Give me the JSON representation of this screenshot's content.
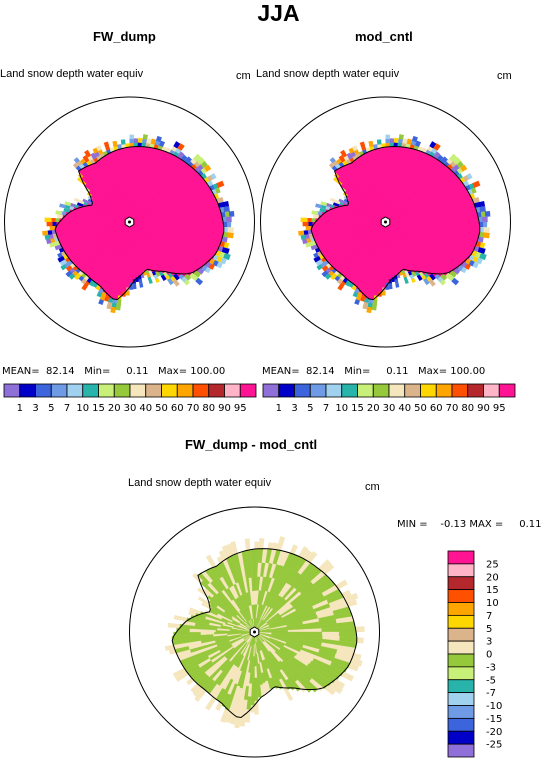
{
  "title": "JJA",
  "panels": [
    {
      "title": "FW_dump",
      "label": "Land snow depth water equiv",
      "units": "cm",
      "stats": {
        "mean_label": "MEAN=",
        "mean": "82.14",
        "min_label": "Min=",
        "min": "0.11",
        "max_label": "Max=",
        "max": "100.00"
      }
    },
    {
      "title": "mod_cntl",
      "label": "Land snow depth water equiv",
      "units": "cm",
      "stats": {
        "mean_label": "MEAN=",
        "mean": "82.14",
        "min_label": "Min=",
        "min": "0.11",
        "max_label": "Max=",
        "max": "100.00"
      }
    },
    {
      "title": "FW_dump - mod_cntl",
      "label": "Land snow depth water equiv",
      "units": "cm",
      "stats": {
        "min_label": "MIN =",
        "min": "-0.13",
        "max_label": "MAX =",
        "max": "0.11"
      }
    }
  ],
  "chart_data": [
    {
      "type": "heatmap",
      "projection": "south-polar-stereographic",
      "title": "FW_dump",
      "colorbar": {
        "orientation": "horizontal",
        "ticks": [
          "1",
          "3",
          "5",
          "7",
          "10",
          "15",
          "20",
          "30",
          "40",
          "50",
          "60",
          "70",
          "80",
          "90",
          "95"
        ],
        "colors": [
          "#8f6fd8",
          "#0000c8",
          "#3c64dc",
          "#6e9ae6",
          "#a0d2f0",
          "#28b4aa",
          "#c8f078",
          "#96c83c",
          "#f5e6be",
          "#dcb48c",
          "#ffd700",
          "#ffa500",
          "#ff5000",
          "#b4282d",
          "#ffb4c8",
          "#ff1493"
        ]
      }
    },
    {
      "type": "heatmap",
      "projection": "south-polar-stereographic",
      "title": "mod_cntl",
      "colorbar": {
        "orientation": "horizontal",
        "ticks": [
          "1",
          "3",
          "5",
          "7",
          "10",
          "15",
          "20",
          "30",
          "40",
          "50",
          "60",
          "70",
          "80",
          "90",
          "95"
        ],
        "colors": [
          "#8f6fd8",
          "#0000c8",
          "#3c64dc",
          "#6e9ae6",
          "#a0d2f0",
          "#28b4aa",
          "#c8f078",
          "#96c83c",
          "#f5e6be",
          "#dcb48c",
          "#ffd700",
          "#ffa500",
          "#ff5000",
          "#b4282d",
          "#ffb4c8",
          "#ff1493"
        ]
      }
    },
    {
      "type": "heatmap",
      "projection": "south-polar-stereographic",
      "title": "FW_dump - mod_cntl",
      "colorbar": {
        "orientation": "vertical",
        "ticks": [
          "25",
          "20",
          "15",
          "10",
          "7",
          "5",
          "3",
          "0",
          "-3",
          "-5",
          "-7",
          "-10",
          "-15",
          "-20",
          "-25"
        ],
        "colors": [
          "#ff1493",
          "#ffb4c8",
          "#b4282d",
          "#ff5000",
          "#ffa500",
          "#ffd700",
          "#dcb48c",
          "#f5e6be",
          "#96c83c",
          "#c8f078",
          "#28b4aa",
          "#a0d2f0",
          "#6e9ae6",
          "#3c64dc",
          "#0000c8",
          "#8f6fd8"
        ]
      }
    }
  ]
}
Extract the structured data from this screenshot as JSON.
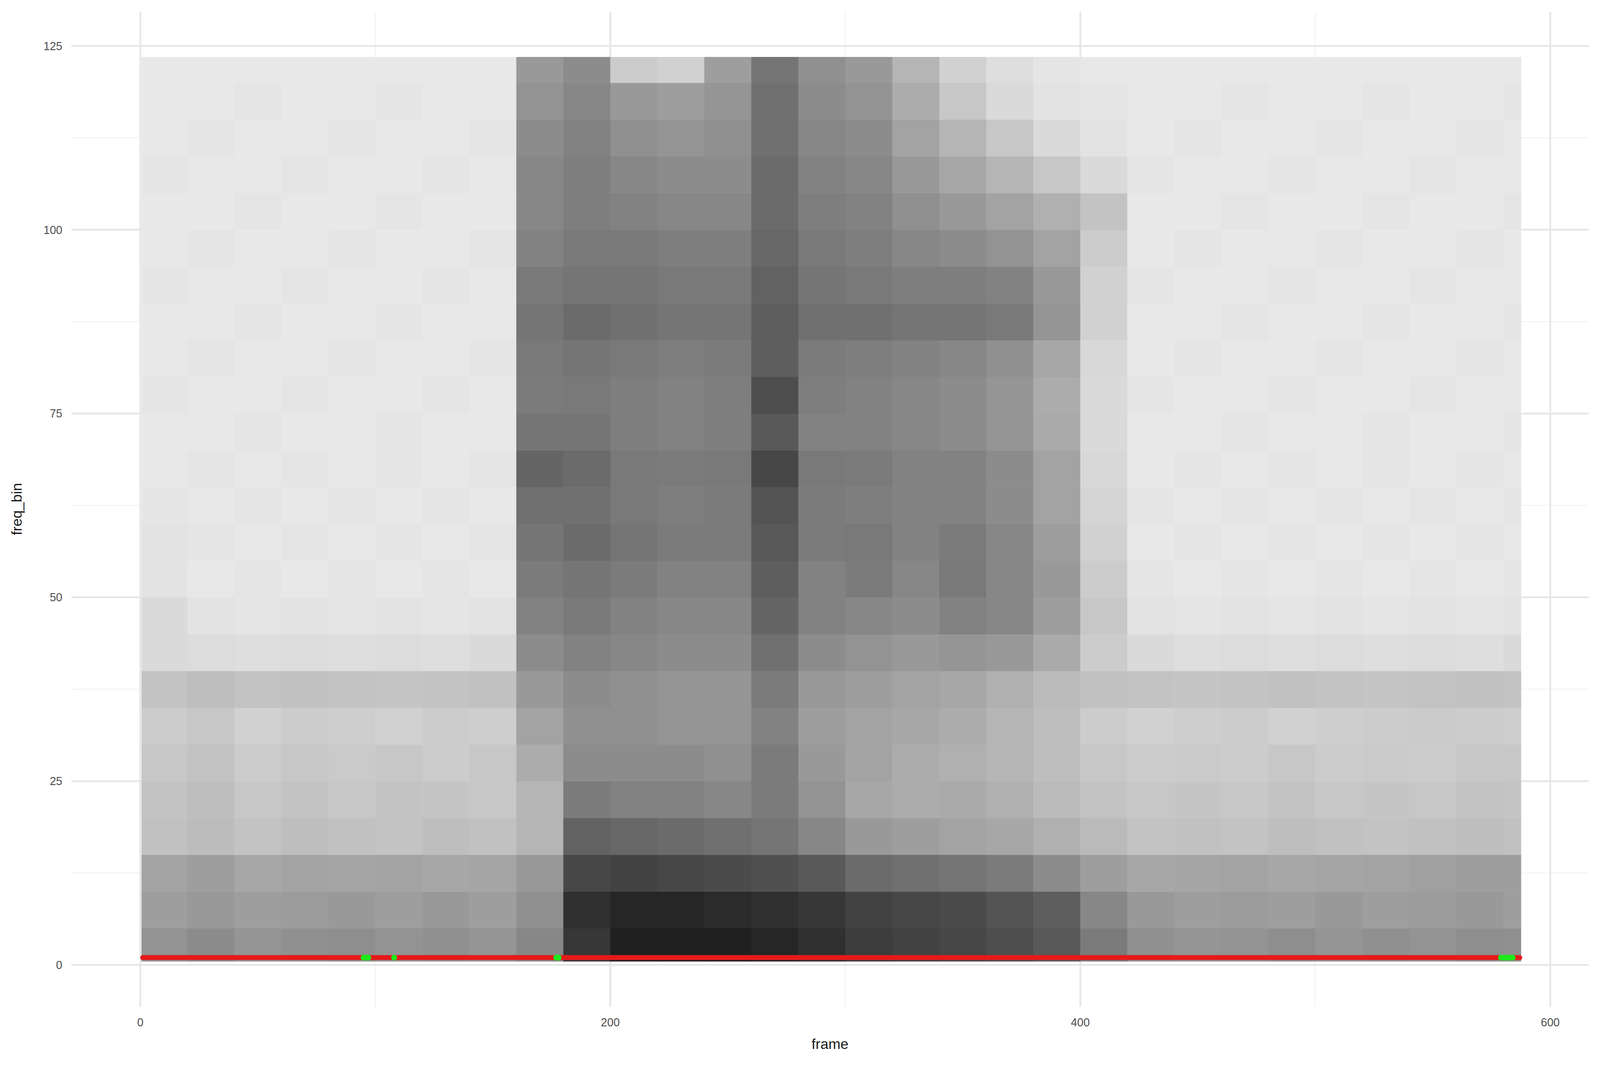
{
  "chart_data": {
    "type": "heatmap",
    "x_label": "frame",
    "y_label": "freq_bin",
    "xlim": [
      -29.35,
      616.35
    ],
    "ylim": [
      -5.65,
      129.65
    ],
    "xticks": [
      0,
      200,
      400,
      600
    ],
    "yticks": [
      0,
      25,
      50,
      75,
      100,
      125
    ],
    "grid": true,
    "cells": {
      "x_edges": [
        0.5,
        20,
        40,
        60,
        80,
        100,
        120,
        140,
        160,
        180,
        200,
        220,
        240,
        260,
        280,
        300,
        320,
        340,
        360,
        380,
        400,
        420,
        440,
        460,
        480,
        500,
        520,
        540,
        560,
        580,
        587.5
      ],
      "y_edges": [
        0.5,
        5,
        10,
        15,
        20,
        25,
        30,
        35,
        40,
        45,
        50,
        55,
        60,
        65,
        70,
        75,
        80,
        85,
        90,
        95,
        100,
        105,
        110,
        115,
        120,
        123.5
      ],
      "color_range": [
        0,
        100
      ],
      "values": [
        [
          45,
          48,
          44,
          46,
          47,
          45,
          46,
          44,
          50,
          85,
          95,
          95,
          95,
          92,
          88,
          82,
          80,
          78,
          75,
          70,
          55,
          46,
          44,
          45,
          47,
          44,
          46,
          45,
          47,
          46
        ],
        [
          40,
          42,
          40,
          41,
          42,
          40,
          42,
          40,
          46,
          88,
          92,
          92,
          90,
          88,
          85,
          80,
          78,
          76,
          72,
          68,
          50,
          42,
          40,
          41,
          40,
          42,
          40,
          41,
          42,
          40
        ],
        [
          38,
          40,
          36,
          38,
          37,
          38,
          36,
          37,
          42,
          78,
          80,
          78,
          76,
          74,
          70,
          62,
          60,
          58,
          55,
          48,
          40,
          36,
          37,
          38,
          36,
          37,
          38,
          39,
          40,
          40
        ],
        [
          25,
          27,
          24,
          26,
          25,
          24,
          26,
          25,
          30,
          66,
          64,
          62,
          60,
          58,
          50,
          42,
          40,
          38,
          36,
          32,
          28,
          24,
          25,
          24,
          26,
          25,
          24,
          25,
          26,
          25
        ],
        [
          24,
          26,
          22,
          24,
          22,
          24,
          23,
          22,
          30,
          55,
          52,
          52,
          50,
          55,
          45,
          36,
          34,
          35,
          32,
          28,
          24,
          22,
          23,
          22,
          24,
          22,
          23,
          22,
          24,
          23
        ],
        [
          22,
          24,
          20,
          22,
          21,
          22,
          20,
          22,
          34,
          48,
          48,
          48,
          46,
          55,
          42,
          38,
          34,
          32,
          30,
          26,
          22,
          20,
          21,
          20,
          22,
          20,
          21,
          20,
          22,
          22
        ],
        [
          20,
          22,
          18,
          20,
          19,
          18,
          20,
          19,
          38,
          46,
          46,
          44,
          44,
          52,
          40,
          38,
          36,
          34,
          30,
          26,
          20,
          18,
          19,
          20,
          18,
          19,
          20,
          21,
          20,
          19
        ],
        [
          24,
          26,
          24,
          25,
          24,
          23,
          24,
          25,
          42,
          48,
          46,
          44,
          44,
          55,
          42,
          40,
          38,
          36,
          32,
          28,
          25,
          24,
          23,
          24,
          25,
          24,
          23,
          24,
          25,
          24
        ],
        [
          14,
          13,
          12,
          13,
          12,
          13,
          12,
          14,
          48,
          52,
          50,
          48,
          48,
          60,
          48,
          45,
          42,
          44,
          42,
          35,
          20,
          14,
          12,
          13,
          12,
          13,
          12,
          13,
          12,
          14
        ],
        [
          14,
          10,
          9,
          10,
          9,
          10,
          9,
          10,
          52,
          56,
          52,
          50,
          50,
          65,
          52,
          50,
          48,
          52,
          50,
          40,
          22,
          10,
          9,
          10,
          9,
          10,
          9,
          10,
          9,
          10
        ],
        [
          10,
          8,
          9,
          8,
          9,
          8,
          9,
          8,
          55,
          58,
          55,
          52,
          52,
          68,
          52,
          55,
          50,
          56,
          50,
          42,
          20,
          9,
          8,
          9,
          8,
          9,
          8,
          9,
          8,
          9
        ],
        [
          10,
          9,
          8,
          9,
          8,
          9,
          8,
          9,
          58,
          62,
          58,
          55,
          55,
          70,
          55,
          56,
          52,
          55,
          50,
          40,
          18,
          8,
          9,
          8,
          9,
          8,
          9,
          8,
          9,
          8
        ],
        [
          9,
          8,
          9,
          8,
          9,
          8,
          9,
          8,
          60,
          60,
          56,
          54,
          55,
          72,
          55,
          54,
          52,
          52,
          48,
          38,
          16,
          9,
          8,
          9,
          8,
          9,
          8,
          9,
          8,
          9
        ],
        [
          8,
          9,
          8,
          9,
          8,
          9,
          8,
          9,
          65,
          62,
          56,
          55,
          56,
          78,
          56,
          55,
          52,
          52,
          48,
          38,
          15,
          8,
          9,
          8,
          9,
          8,
          9,
          8,
          9,
          8
        ],
        [
          8,
          8,
          9,
          8,
          8,
          9,
          8,
          8,
          58,
          58,
          54,
          52,
          54,
          70,
          52,
          52,
          50,
          48,
          44,
          35,
          14,
          8,
          8,
          9,
          8,
          8,
          9,
          8,
          8,
          9
        ],
        [
          9,
          8,
          8,
          9,
          8,
          8,
          9,
          8,
          55,
          56,
          54,
          52,
          54,
          75,
          54,
          52,
          50,
          48,
          44,
          34,
          14,
          9,
          8,
          8,
          9,
          8,
          8,
          9,
          8,
          8
        ],
        [
          8,
          9,
          8,
          8,
          9,
          8,
          8,
          9,
          56,
          58,
          56,
          54,
          55,
          68,
          55,
          54,
          52,
          50,
          46,
          36,
          15,
          8,
          9,
          8,
          8,
          9,
          8,
          8,
          9,
          8
        ],
        [
          8,
          8,
          9,
          8,
          8,
          9,
          8,
          8,
          58,
          62,
          60,
          58,
          58,
          68,
          60,
          60,
          58,
          58,
          56,
          44,
          18,
          8,
          8,
          9,
          8,
          8,
          9,
          8,
          8,
          9
        ],
        [
          9,
          8,
          8,
          9,
          8,
          8,
          9,
          8,
          56,
          58,
          58,
          56,
          56,
          66,
          58,
          56,
          54,
          54,
          52,
          42,
          18,
          9,
          8,
          8,
          9,
          8,
          8,
          9,
          8,
          8
        ],
        [
          8,
          9,
          8,
          8,
          9,
          8,
          8,
          9,
          52,
          56,
          56,
          54,
          54,
          64,
          56,
          54,
          50,
          48,
          45,
          38,
          20,
          8,
          9,
          8,
          8,
          9,
          8,
          8,
          9,
          8
        ],
        [
          8,
          8,
          9,
          8,
          8,
          9,
          8,
          8,
          50,
          54,
          52,
          50,
          50,
          62,
          54,
          52,
          46,
          42,
          38,
          32,
          24,
          8,
          8,
          9,
          8,
          8,
          9,
          8,
          8,
          9
        ],
        [
          9,
          8,
          8,
          9,
          8,
          8,
          9,
          8,
          50,
          54,
          50,
          48,
          48,
          62,
          52,
          50,
          42,
          36,
          30,
          22,
          14,
          9,
          8,
          8,
          9,
          8,
          8,
          9,
          8,
          8
        ],
        [
          8,
          9,
          8,
          8,
          9,
          8,
          8,
          9,
          48,
          52,
          46,
          44,
          46,
          60,
          50,
          48,
          38,
          30,
          22,
          14,
          10,
          8,
          9,
          8,
          8,
          9,
          8,
          8,
          9,
          8
        ],
        [
          8,
          8,
          9,
          8,
          8,
          9,
          8,
          8,
          45,
          50,
          42,
          40,
          44,
          60,
          48,
          45,
          34,
          22,
          14,
          10,
          9,
          8,
          8,
          9,
          8,
          8,
          9,
          8,
          8,
          9
        ],
        [
          8,
          8,
          8,
          8,
          8,
          8,
          8,
          8,
          42,
          48,
          20,
          18,
          40,
          58,
          46,
          42,
          30,
          18,
          12,
          9,
          8,
          8,
          8,
          8,
          8,
          8,
          8,
          8,
          8,
          8
        ]
      ]
    },
    "series": [
      {
        "type": "line",
        "color": "#e41a1c",
        "x": [
          1,
          587
        ],
        "values": [
          1,
          1
        ]
      },
      {
        "type": "scatter",
        "color": "#1de91d",
        "marker": "circle",
        "x": [
          95,
          96,
          97,
          108,
          177,
          178,
          579,
          580,
          581,
          582,
          583,
          584
        ],
        "values": [
          1,
          1,
          1,
          1,
          1,
          1,
          1,
          1,
          1,
          1,
          1,
          1
        ]
      }
    ]
  }
}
____
» What is needed
Working from the entries above, return all lines that contain "JSON".

» In response
Give me the JSON representation of this screenshot's content.
Extract the structured data from this screenshot as JSON.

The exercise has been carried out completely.